## Begin

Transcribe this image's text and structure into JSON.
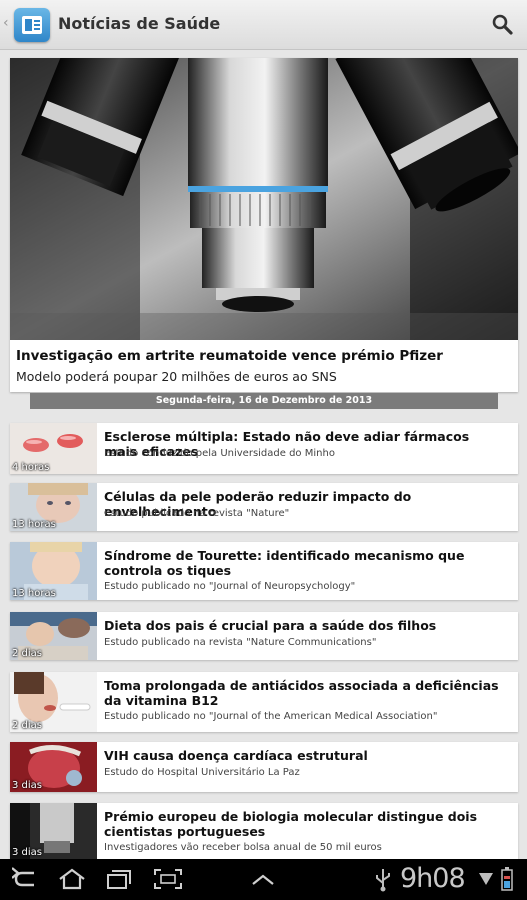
{
  "app": {
    "title": "Notícias de Saúde"
  },
  "icons": {
    "back": "back-caret-icon",
    "app": "news-app-icon",
    "search": "search-icon"
  },
  "featured": {
    "title": "Investigação em artrite reumatoide vence prémio Pfizer",
    "subtitle": "Modelo poderá poupar 20 milhões de euros ao SNS"
  },
  "date_header": "Segunda-feira, 16 de Dezembro de 2013",
  "news": [
    {
      "title": "Esclerose múltipla: Estado não deve adiar fármacos mais eficazes",
      "source": "Estudo conduzido pela Universidade do Minho",
      "age": "4 horas"
    },
    {
      "title": "Células da pele poderão reduzir impacto do envelhecimento",
      "source": "Estudo publicado na revista \"Nature\"",
      "age": "13 horas"
    },
    {
      "title": "Síndrome de Tourette: identificado mecanismo que controla os tiques",
      "source": "Estudo publicado no \"Journal of Neuropsychology\"",
      "age": "13 horas"
    },
    {
      "title": "Dieta dos pais é crucial para a saúde dos filhos",
      "source": "Estudo publicado na revista \"Nature Communications\"",
      "age": "2 dias"
    },
    {
      "title": "Toma prolongada de antiácidos associada a deficiências da vitamina B12",
      "source": "Estudo publicado no \"Journal of the American Medical Association\"",
      "age": "2 dias"
    },
    {
      "title": "VIH causa doença cardíaca estrutural",
      "source": "Estudo do Hospital Universitário La Paz",
      "age": "3 dias"
    },
    {
      "title": "Prémio europeu de biologia molecular distingue dois cientistas portugueses",
      "source": "Investigadores vão receber bolsa anual de 50 mil euros",
      "age": "3 dias"
    }
  ],
  "system_bar": {
    "time": "9h08",
    "buttons": [
      "back-icon",
      "home-icon",
      "recent-apps-icon",
      "screenshot-icon",
      "menu-up-icon"
    ],
    "status_icons": [
      "usb-icon",
      "wifi-icon",
      "battery-icon"
    ]
  }
}
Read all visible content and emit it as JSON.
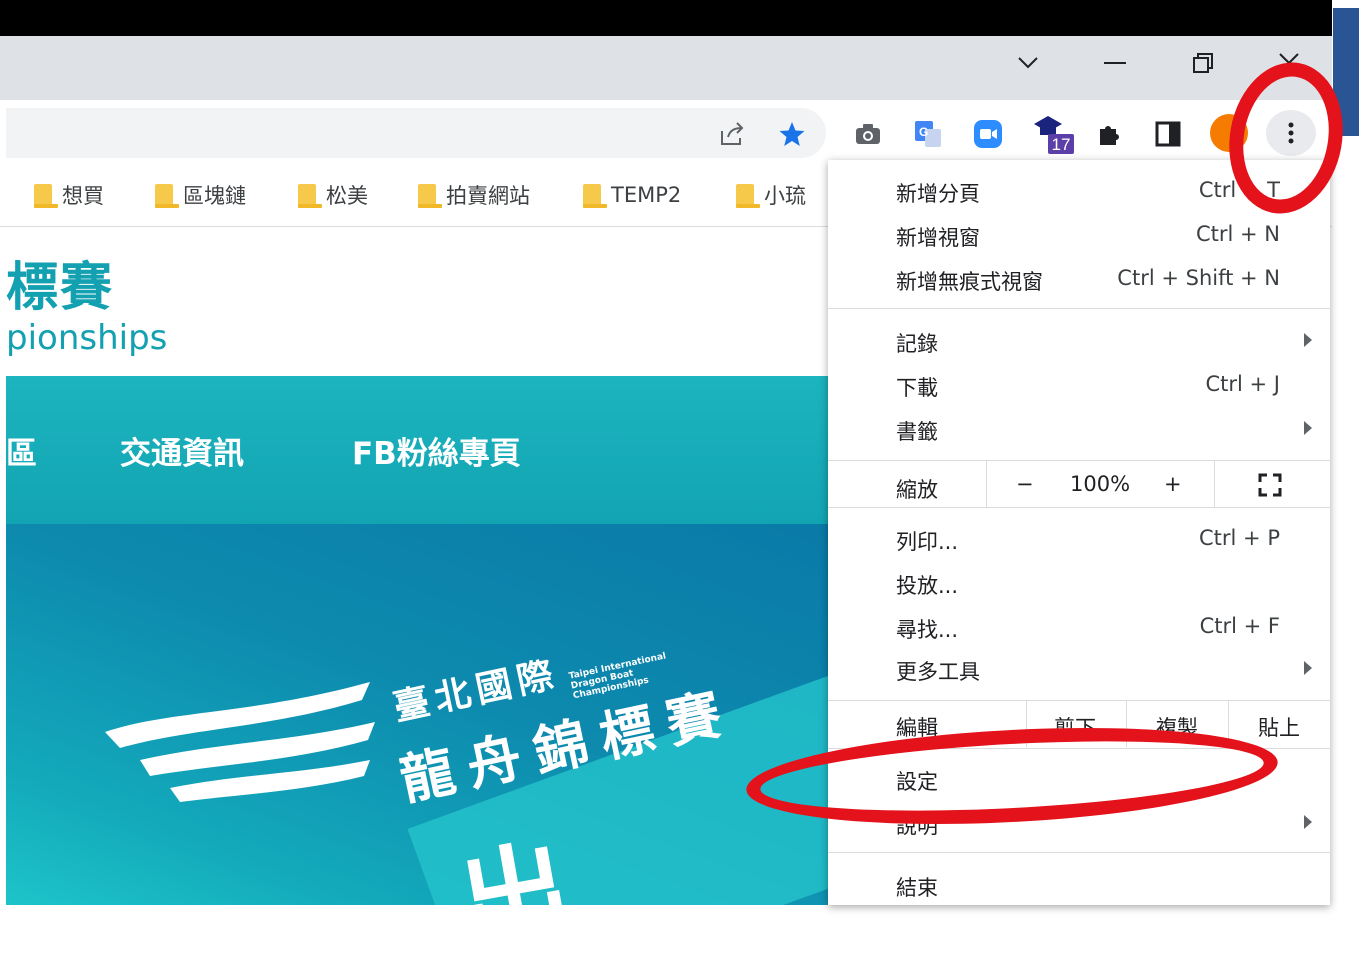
{
  "window": {
    "controls": [
      "﹀",
      "—",
      "❐",
      "╳"
    ]
  },
  "toolbar": {
    "icons": [
      "share-icon",
      "star-icon",
      "camera-icon",
      "translate-icon",
      "zoom-icon",
      "school-extension-icon",
      "puzzle-icon",
      "side-panel-icon",
      "profile-avatar",
      "more-menu-icon"
    ],
    "extension_badge": "17",
    "star_color": "#1a73e8"
  },
  "bookmarks": [
    "想買",
    "區塊鏈",
    "松美",
    "拍賣網站",
    "TEMP2",
    "小琉"
  ],
  "page": {
    "title_cn": "標賽",
    "title_en": "pionships",
    "nav": [
      "區",
      "交通資訊",
      "FB粉絲專頁"
    ],
    "logo_cn1": "臺北國際",
    "logo_cn2": "龍舟錦標賽",
    "logo_en1": "Taipei International",
    "logo_en2": "Dragon Boat",
    "logo_en3": "Championships",
    "hero_text": "出"
  },
  "menu": {
    "new_tab": {
      "label": "新增分頁",
      "shortcut": "Ctrl + T"
    },
    "new_window": {
      "label": "新增視窗",
      "shortcut": "Ctrl + N"
    },
    "new_incognito": {
      "label": "新增無痕式視窗",
      "shortcut": "Ctrl + Shift + N"
    },
    "history": {
      "label": "記錄"
    },
    "downloads": {
      "label": "下載",
      "shortcut": "Ctrl + J"
    },
    "bookmarks": {
      "label": "書籤"
    },
    "zoom": {
      "label": "縮放",
      "minus": "−",
      "value": "100%",
      "plus": "+"
    },
    "print": {
      "label": "列印...",
      "shortcut": "Ctrl + P"
    },
    "cast": {
      "label": "投放..."
    },
    "find": {
      "label": "尋找...",
      "shortcut": "Ctrl + F"
    },
    "more_tools": {
      "label": "更多工具"
    },
    "edit": {
      "label": "編輯",
      "cut": "剪下",
      "copy": "複製",
      "paste": "貼上"
    },
    "settings": {
      "label": "設定"
    },
    "help": {
      "label": "說明"
    },
    "exit": {
      "label": "結束"
    }
  },
  "annotation_color": "#e3121b"
}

## End

> **TASK INSTRUCTIONS**: Copy every line of the data exactly as written, excluding the pictures.

> **TASK ANSWER**:
Transcribe this image's text and structure into JSON.
{
  "app": {
    "title": "Notícias de Saúde"
  },
  "icons": {
    "back": "back-caret-icon",
    "app": "news-app-icon",
    "search": "search-icon"
  },
  "featured": {
    "title": "Investigação em artrite reumatoide vence prémio Pfizer",
    "subtitle": "Modelo poderá poupar 20 milhões de euros ao SNS"
  },
  "date_header": "Segunda-feira, 16 de Dezembro de 2013",
  "news": [
    {
      "title": "Esclerose múltipla: Estado não deve adiar fármacos mais eficazes",
      "source": "Estudo conduzido pela Universidade do Minho",
      "age": "4 horas"
    },
    {
      "title": "Células da pele poderão reduzir impacto do envelhecimento",
      "source": "Estudo publicado na revista \"Nature\"",
      "age": "13 horas"
    },
    {
      "title": "Síndrome de Tourette: identificado mecanismo que controla os tiques",
      "source": "Estudo publicado no \"Journal of Neuropsychology\"",
      "age": "13 horas"
    },
    {
      "title": "Dieta dos pais é crucial para a saúde dos filhos",
      "source": "Estudo publicado na revista \"Nature Communications\"",
      "age": "2 dias"
    },
    {
      "title": "Toma prolongada de antiácidos associada a deficiências da vitamina B12",
      "source": "Estudo publicado no \"Journal of the American Medical Association\"",
      "age": "2 dias"
    },
    {
      "title": "VIH causa doença cardíaca estrutural",
      "source": "Estudo do Hospital Universitário La Paz",
      "age": "3 dias"
    },
    {
      "title": "Prémio europeu de biologia molecular distingue dois cientistas portugueses",
      "source": "Investigadores vão receber bolsa anual de 50 mil euros",
      "age": "3 dias"
    }
  ],
  "system_bar": {
    "time": "9h08",
    "buttons": [
      "back-icon",
      "home-icon",
      "recent-apps-icon",
      "screenshot-icon",
      "menu-up-icon"
    ],
    "status_icons": [
      "usb-icon",
      "wifi-icon",
      "battery-icon"
    ]
  }
}
Read all visible content and emit it as JSON.
{
  "window": {
    "controls": [
      "﹀",
      "—",
      "❐",
      "╳"
    ]
  },
  "toolbar": {
    "icons": [
      "share-icon",
      "star-icon",
      "camera-icon",
      "translate-icon",
      "zoom-icon",
      "school-extension-icon",
      "puzzle-icon",
      "side-panel-icon",
      "profile-avatar",
      "more-menu-icon"
    ],
    "extension_badge": "17",
    "star_color": "#1a73e8"
  },
  "bookmarks": [
    "想買",
    "區塊鏈",
    "松美",
    "拍賣網站",
    "TEMP2",
    "小琉"
  ],
  "page": {
    "title_cn": "標賽",
    "title_en": "pionships",
    "nav": [
      "區",
      "交通資訊",
      "FB粉絲專頁"
    ],
    "logo_cn1": "臺北國際",
    "logo_cn2": "龍舟錦標賽",
    "logo_en1": "Taipei International",
    "logo_en2": "Dragon Boat",
    "logo_en3": "Championships",
    "hero_text": "出"
  },
  "menu": {
    "new_tab": {
      "label": "新增分頁",
      "shortcut": "Ctrl + T"
    },
    "new_window": {
      "label": "新增視窗",
      "shortcut": "Ctrl + N"
    },
    "new_incognito": {
      "label": "新增無痕式視窗",
      "shortcut": "Ctrl + Shift + N"
    },
    "history": {
      "label": "記錄"
    },
    "downloads": {
      "label": "下載",
      "shortcut": "Ctrl + J"
    },
    "bookmarks": {
      "label": "書籤"
    },
    "zoom": {
      "label": "縮放",
      "minus": "−",
      "value": "100%",
      "plus": "+"
    },
    "print": {
      "label": "列印...",
      "shortcut": "Ctrl + P"
    },
    "cast": {
      "label": "投放..."
    },
    "find": {
      "label": "尋找...",
      "shortcut": "Ctrl + F"
    },
    "more_tools": {
      "label": "更多工具"
    },
    "edit": {
      "label": "編輯",
      "cut": "剪下",
      "copy": "複製",
      "paste": "貼上"
    },
    "settings": {
      "label": "設定"
    },
    "help": {
      "label": "說明"
    },
    "exit": {
      "label": "結束"
    }
  },
  "annotation_color": "#e3121b"
}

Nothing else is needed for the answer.